AIM OF THE TASK:
Starting with the line that contains "Read out every word on this page.", return every line through the end of the listing below exactly as written. Omit the pictures.

INFORMATION GIVEN:

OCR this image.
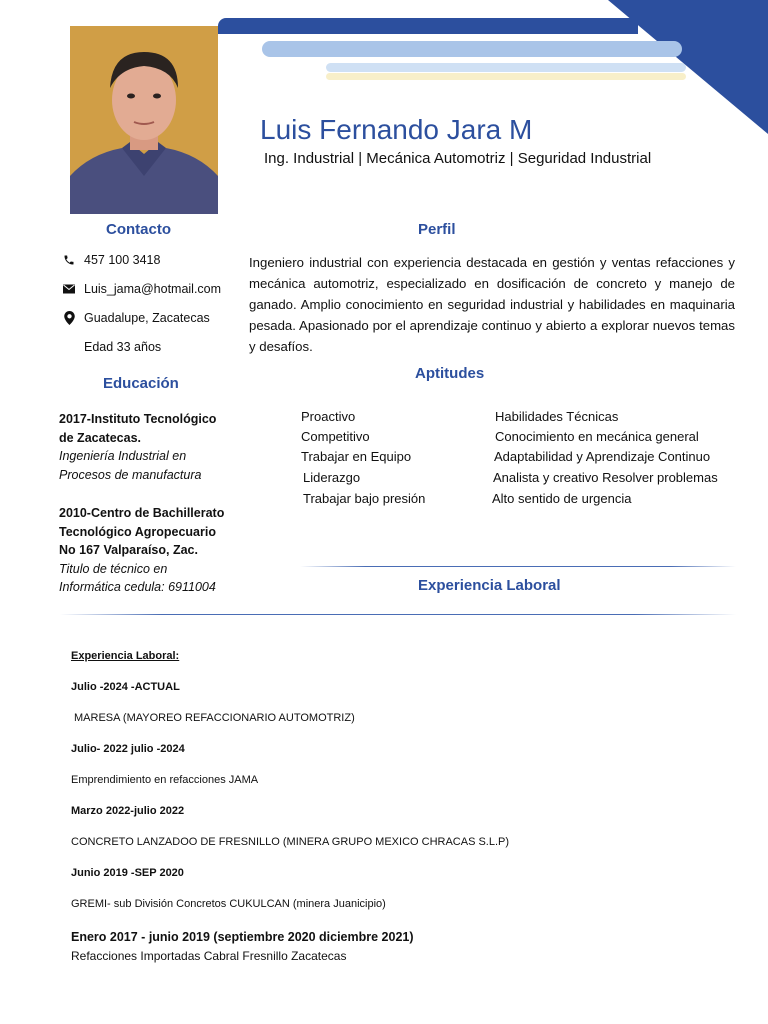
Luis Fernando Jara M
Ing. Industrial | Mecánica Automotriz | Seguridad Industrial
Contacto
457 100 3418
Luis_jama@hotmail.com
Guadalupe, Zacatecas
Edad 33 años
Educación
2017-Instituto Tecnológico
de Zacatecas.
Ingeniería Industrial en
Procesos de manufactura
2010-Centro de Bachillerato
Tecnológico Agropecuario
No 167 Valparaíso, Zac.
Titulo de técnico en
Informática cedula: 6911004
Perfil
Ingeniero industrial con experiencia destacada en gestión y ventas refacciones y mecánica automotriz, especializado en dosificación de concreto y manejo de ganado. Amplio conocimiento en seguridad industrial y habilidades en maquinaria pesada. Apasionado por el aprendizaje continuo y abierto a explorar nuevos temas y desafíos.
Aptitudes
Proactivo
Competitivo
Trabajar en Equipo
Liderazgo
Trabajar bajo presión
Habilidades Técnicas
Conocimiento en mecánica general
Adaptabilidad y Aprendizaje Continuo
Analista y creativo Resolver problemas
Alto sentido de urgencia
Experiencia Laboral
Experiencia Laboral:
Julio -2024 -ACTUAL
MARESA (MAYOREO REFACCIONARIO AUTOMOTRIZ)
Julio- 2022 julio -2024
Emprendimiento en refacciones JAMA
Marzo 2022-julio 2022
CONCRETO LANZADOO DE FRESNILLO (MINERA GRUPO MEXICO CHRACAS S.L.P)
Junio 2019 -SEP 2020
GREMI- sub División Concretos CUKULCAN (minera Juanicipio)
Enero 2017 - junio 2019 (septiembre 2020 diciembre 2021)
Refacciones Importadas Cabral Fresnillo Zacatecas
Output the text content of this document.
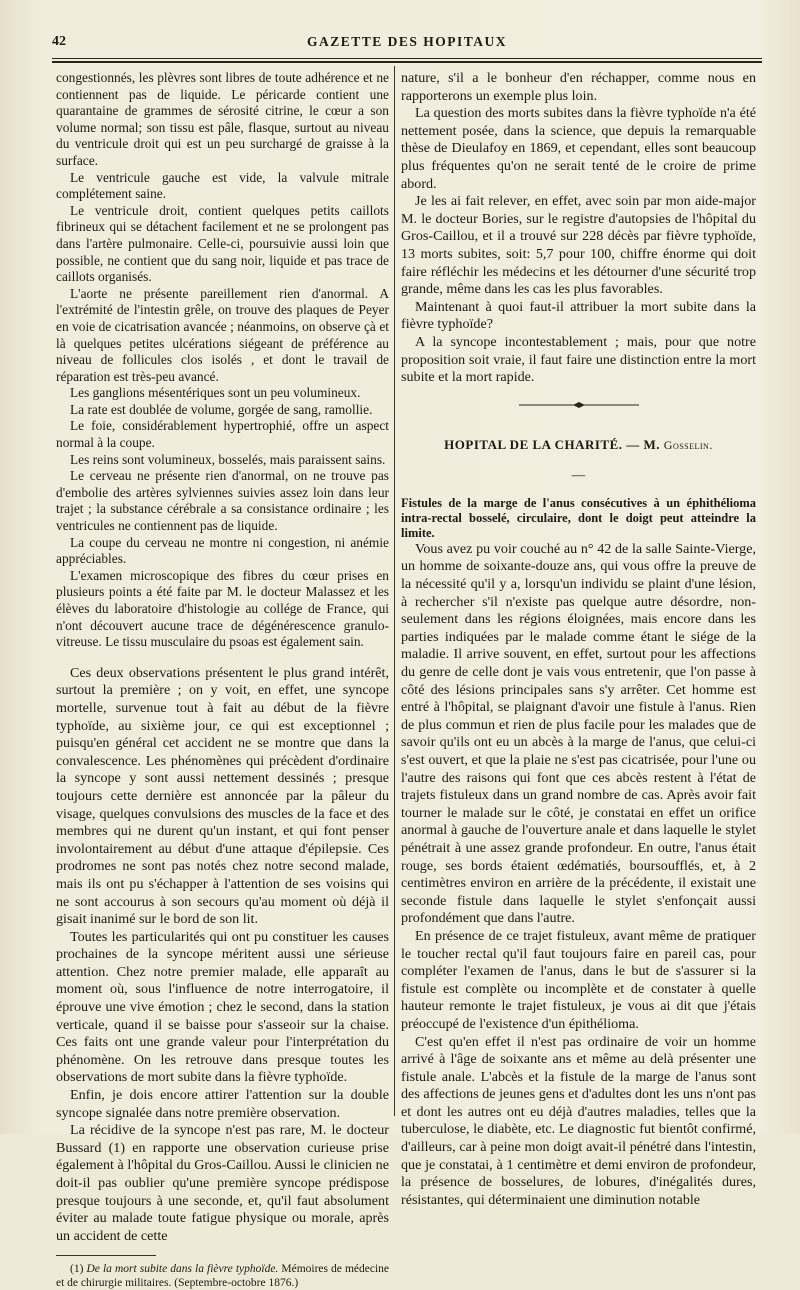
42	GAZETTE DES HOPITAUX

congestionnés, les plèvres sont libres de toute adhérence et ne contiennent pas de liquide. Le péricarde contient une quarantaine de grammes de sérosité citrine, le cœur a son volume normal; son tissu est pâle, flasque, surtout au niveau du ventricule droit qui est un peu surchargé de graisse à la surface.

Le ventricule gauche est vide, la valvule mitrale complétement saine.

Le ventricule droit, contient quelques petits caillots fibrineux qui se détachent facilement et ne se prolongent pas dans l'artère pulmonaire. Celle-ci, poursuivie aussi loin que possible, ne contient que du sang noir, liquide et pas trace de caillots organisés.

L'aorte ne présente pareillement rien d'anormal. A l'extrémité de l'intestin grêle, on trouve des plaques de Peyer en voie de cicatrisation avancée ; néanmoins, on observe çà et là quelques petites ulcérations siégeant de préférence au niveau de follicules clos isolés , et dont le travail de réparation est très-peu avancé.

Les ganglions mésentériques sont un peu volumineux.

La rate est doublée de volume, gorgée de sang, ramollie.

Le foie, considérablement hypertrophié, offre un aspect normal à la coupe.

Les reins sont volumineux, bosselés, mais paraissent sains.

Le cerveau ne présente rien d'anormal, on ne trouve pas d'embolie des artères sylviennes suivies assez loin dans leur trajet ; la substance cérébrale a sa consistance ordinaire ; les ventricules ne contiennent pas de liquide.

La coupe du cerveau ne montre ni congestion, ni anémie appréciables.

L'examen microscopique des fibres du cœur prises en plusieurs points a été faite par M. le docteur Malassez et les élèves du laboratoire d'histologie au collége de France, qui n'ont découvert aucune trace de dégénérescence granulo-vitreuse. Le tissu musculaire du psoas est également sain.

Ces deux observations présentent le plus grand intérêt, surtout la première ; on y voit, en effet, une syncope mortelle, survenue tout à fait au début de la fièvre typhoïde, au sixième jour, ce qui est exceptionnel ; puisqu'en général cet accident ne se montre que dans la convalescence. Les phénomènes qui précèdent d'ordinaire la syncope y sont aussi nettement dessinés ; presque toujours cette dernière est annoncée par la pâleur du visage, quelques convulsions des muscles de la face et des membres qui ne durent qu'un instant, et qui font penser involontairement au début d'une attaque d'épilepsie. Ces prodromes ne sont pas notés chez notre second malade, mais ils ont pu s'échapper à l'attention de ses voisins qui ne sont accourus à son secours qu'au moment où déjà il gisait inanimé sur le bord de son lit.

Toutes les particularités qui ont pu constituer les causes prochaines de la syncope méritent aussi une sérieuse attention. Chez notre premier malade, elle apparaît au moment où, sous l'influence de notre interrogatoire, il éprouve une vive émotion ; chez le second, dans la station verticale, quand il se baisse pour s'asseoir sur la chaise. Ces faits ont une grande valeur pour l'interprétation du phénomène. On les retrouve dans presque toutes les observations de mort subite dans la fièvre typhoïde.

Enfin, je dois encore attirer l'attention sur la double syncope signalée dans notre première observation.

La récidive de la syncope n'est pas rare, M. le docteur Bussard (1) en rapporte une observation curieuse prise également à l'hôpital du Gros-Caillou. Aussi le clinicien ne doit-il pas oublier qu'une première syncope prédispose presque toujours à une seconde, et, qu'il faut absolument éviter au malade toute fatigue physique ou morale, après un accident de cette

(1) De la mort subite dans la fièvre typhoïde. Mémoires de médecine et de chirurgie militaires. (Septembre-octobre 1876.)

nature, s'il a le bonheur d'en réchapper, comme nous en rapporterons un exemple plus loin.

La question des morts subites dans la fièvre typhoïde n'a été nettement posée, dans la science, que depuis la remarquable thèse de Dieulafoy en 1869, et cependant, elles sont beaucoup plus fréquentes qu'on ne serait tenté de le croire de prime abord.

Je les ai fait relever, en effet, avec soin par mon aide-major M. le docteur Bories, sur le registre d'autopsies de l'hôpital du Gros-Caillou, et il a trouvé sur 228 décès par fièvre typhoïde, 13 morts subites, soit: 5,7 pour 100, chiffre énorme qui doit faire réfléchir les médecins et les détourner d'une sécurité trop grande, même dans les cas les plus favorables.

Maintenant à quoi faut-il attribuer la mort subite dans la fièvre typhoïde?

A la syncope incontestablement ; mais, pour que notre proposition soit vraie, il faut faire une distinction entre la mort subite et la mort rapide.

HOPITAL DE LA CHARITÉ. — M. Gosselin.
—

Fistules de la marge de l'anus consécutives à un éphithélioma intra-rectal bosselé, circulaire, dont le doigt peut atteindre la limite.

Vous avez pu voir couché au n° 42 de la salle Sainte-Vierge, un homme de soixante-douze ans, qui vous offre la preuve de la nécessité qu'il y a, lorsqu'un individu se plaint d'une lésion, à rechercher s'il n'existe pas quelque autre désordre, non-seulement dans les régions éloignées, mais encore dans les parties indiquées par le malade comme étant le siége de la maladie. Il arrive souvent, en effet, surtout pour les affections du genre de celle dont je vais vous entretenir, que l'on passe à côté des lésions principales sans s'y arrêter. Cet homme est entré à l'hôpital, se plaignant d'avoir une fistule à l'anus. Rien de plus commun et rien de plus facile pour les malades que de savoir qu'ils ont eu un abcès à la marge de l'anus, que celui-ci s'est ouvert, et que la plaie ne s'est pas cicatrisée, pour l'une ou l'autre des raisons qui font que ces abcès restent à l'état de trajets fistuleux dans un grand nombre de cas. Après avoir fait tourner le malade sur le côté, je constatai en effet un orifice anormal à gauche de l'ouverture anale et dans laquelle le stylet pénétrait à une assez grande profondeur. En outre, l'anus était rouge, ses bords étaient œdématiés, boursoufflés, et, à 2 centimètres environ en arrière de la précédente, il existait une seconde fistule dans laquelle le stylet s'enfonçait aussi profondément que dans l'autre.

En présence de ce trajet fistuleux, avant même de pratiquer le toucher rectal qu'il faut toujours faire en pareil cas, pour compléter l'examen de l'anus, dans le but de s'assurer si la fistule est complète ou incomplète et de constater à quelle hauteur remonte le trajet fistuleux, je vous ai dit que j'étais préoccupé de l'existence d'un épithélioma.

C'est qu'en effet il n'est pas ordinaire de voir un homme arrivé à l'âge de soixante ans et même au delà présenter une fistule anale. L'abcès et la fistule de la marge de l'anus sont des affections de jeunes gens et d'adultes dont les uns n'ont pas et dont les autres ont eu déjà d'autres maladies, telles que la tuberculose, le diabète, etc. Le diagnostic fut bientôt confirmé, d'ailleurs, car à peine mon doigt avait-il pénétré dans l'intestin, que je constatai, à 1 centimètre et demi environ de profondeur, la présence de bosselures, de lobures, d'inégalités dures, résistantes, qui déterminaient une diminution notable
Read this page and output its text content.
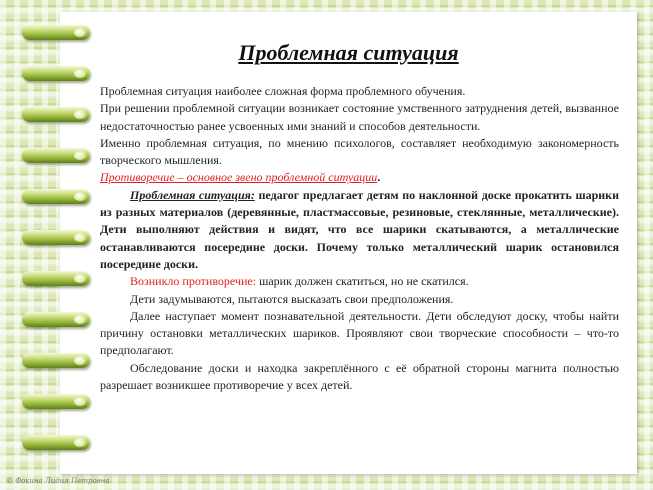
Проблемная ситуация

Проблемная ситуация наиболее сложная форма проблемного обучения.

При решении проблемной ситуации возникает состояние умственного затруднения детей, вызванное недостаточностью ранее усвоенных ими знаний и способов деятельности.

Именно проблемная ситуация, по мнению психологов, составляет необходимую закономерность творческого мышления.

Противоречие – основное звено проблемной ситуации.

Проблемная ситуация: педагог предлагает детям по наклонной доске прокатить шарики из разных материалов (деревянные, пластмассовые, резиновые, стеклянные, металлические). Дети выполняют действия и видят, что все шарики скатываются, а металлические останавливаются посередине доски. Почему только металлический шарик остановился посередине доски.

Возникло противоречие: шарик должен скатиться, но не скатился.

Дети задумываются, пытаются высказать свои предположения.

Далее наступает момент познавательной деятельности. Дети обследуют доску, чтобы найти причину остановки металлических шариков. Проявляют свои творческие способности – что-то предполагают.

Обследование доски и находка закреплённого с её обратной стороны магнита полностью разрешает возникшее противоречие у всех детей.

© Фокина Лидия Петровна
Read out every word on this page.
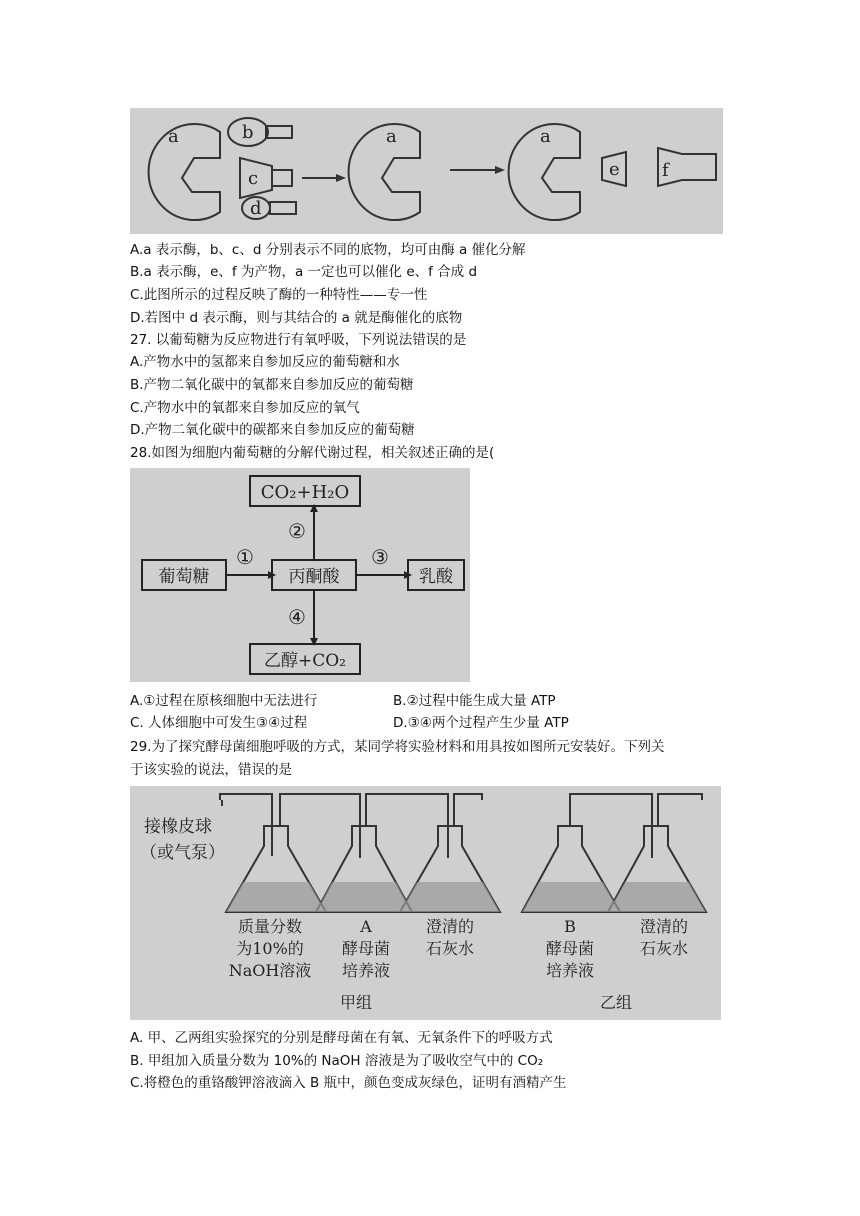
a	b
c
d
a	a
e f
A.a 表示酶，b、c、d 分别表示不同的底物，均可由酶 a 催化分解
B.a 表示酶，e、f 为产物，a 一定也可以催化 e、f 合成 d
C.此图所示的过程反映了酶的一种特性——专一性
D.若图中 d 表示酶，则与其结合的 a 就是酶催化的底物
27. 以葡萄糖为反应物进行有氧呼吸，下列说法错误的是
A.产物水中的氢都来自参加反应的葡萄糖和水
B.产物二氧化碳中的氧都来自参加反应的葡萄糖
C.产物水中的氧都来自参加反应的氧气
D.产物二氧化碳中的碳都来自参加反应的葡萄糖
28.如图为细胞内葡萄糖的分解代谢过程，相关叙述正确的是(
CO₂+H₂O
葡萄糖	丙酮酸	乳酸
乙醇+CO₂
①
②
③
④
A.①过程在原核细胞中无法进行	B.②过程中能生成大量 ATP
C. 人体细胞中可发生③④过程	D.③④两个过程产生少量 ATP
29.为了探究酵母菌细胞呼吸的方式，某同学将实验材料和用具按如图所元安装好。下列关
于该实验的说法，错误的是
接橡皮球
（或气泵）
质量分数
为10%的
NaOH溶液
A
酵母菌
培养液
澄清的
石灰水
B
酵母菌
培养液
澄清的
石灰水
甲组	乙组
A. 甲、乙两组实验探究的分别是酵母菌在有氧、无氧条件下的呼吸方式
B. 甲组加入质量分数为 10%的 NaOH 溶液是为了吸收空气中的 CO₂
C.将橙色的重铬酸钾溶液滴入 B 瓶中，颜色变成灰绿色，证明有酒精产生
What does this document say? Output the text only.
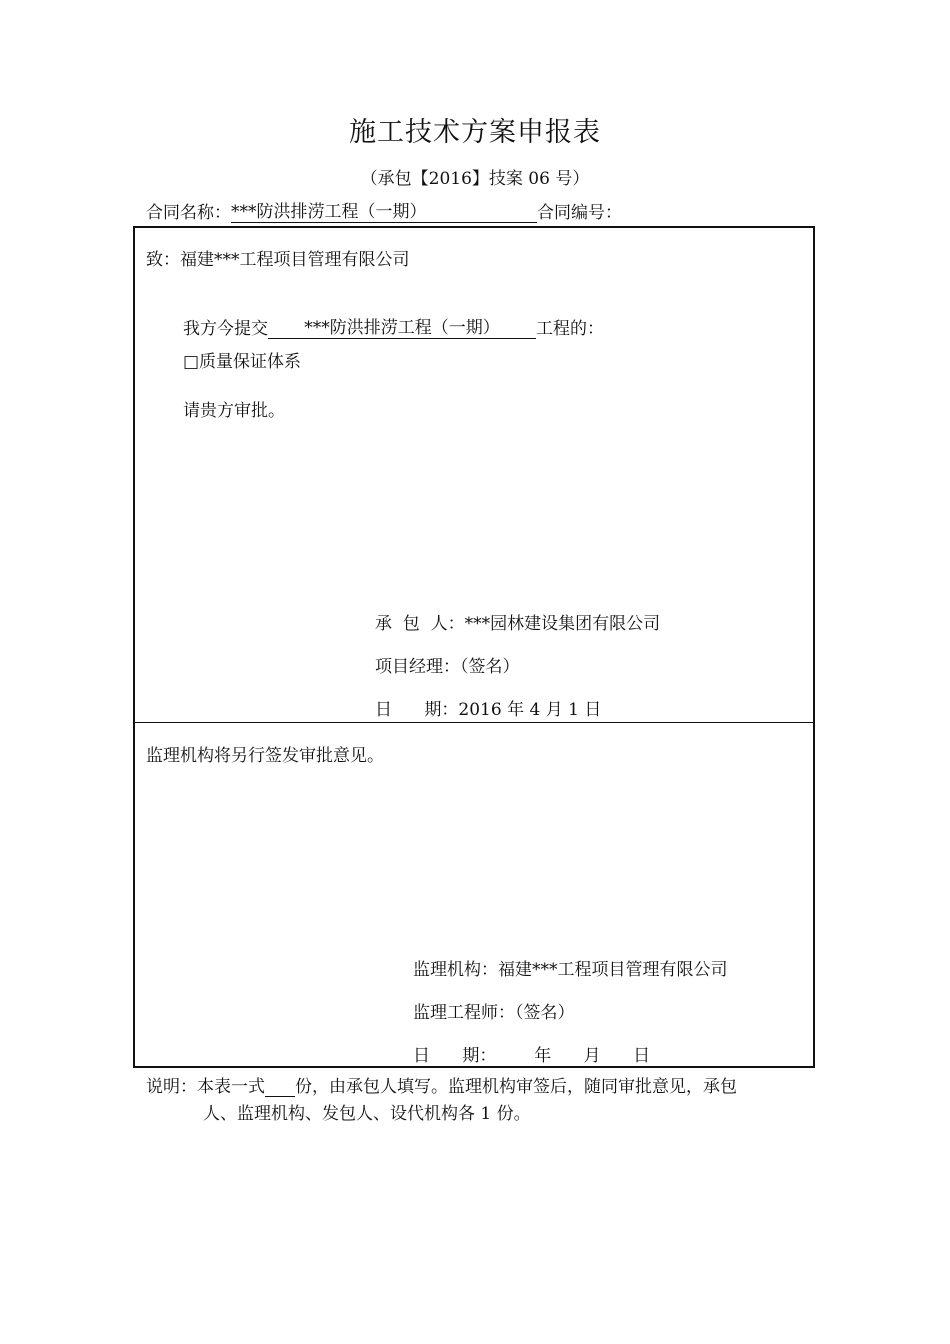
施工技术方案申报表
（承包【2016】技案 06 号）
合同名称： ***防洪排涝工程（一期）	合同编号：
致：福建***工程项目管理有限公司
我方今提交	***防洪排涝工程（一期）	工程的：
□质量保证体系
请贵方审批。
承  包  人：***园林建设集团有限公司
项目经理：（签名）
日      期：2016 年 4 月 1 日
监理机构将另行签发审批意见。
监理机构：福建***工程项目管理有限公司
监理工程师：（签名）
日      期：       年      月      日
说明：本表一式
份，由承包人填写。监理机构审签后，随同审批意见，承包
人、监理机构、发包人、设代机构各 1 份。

THE ANSWER:
Read out every word on this page.
a	b
c
d
a	a
e f
A.a 表示酶，b、c、d 分别表示不同的底物，均可由酶 a 催化分解
B.a 表示酶，e、f 为产物，a 一定也可以催化 e、f 合成 d
C.此图所示的过程反映了酶的一种特性——专一性
D.若图中 d 表示酶，则与其结合的 a 就是酶催化的底物
27. 以葡萄糖为反应物进行有氧呼吸，下列说法错误的是
A.产物水中的氢都来自参加反应的葡萄糖和水
B.产物二氧化碳中的氧都来自参加反应的葡萄糖
C.产物水中的氧都来自参加反应的氧气
D.产物二氧化碳中的碳都来自参加反应的葡萄糖
28.如图为细胞内葡萄糖的分解代谢过程，相关叙述正确的是(
CO₂+H₂O
葡萄糖	丙酮酸	乳酸
乙醇+CO₂
①
②
③
④
A.①过程在原核细胞中无法进行	B.②过程中能生成大量 ATP
C. 人体细胞中可发生③④过程	D.③④两个过程产生少量 ATP
29.为了探究酵母菌细胞呼吸的方式，某同学将实验材料和用具按如图所元安装好。下列关
于该实验的说法，错误的是
接橡皮球
（或气泵）
质量分数
为10%的
NaOH溶液
A
酵母菌
培养液
澄清的
石灰水
B
酵母菌
培养液
澄清的
石灰水
甲组	乙组
A. 甲、乙两组实验探究的分别是酵母菌在有氧、无氧条件下的呼吸方式
B. 甲组加入质量分数为 10%的 NaOH 溶液是为了吸收空气中的 CO₂
C.将橙色的重铬酸钾溶液滴入 B 瓶中，颜色变成灰绿色，证明有酒精产生
What does this document say? Output the text only.
施工技术方案申报表
（承包【2016】技案 06 号）
合同名称： ***防洪排涝工程（一期）	合同编号：
致：福建***工程项目管理有限公司
我方今提交	***防洪排涝工程（一期）	工程的：
□质量保证体系
请贵方审批。
承  包  人：***园林建设集团有限公司
项目经理：（签名）
日      期：2016 年 4 月 1 日
监理机构将另行签发审批意见。
监理机构：福建***工程项目管理有限公司
监理工程师：（签名）
日      期：       年      月      日
说明：本表一式
份，由承包人填写。监理机构审签后，随同审批意见，承包
人、监理机构、发包人、设代机构各 1 份。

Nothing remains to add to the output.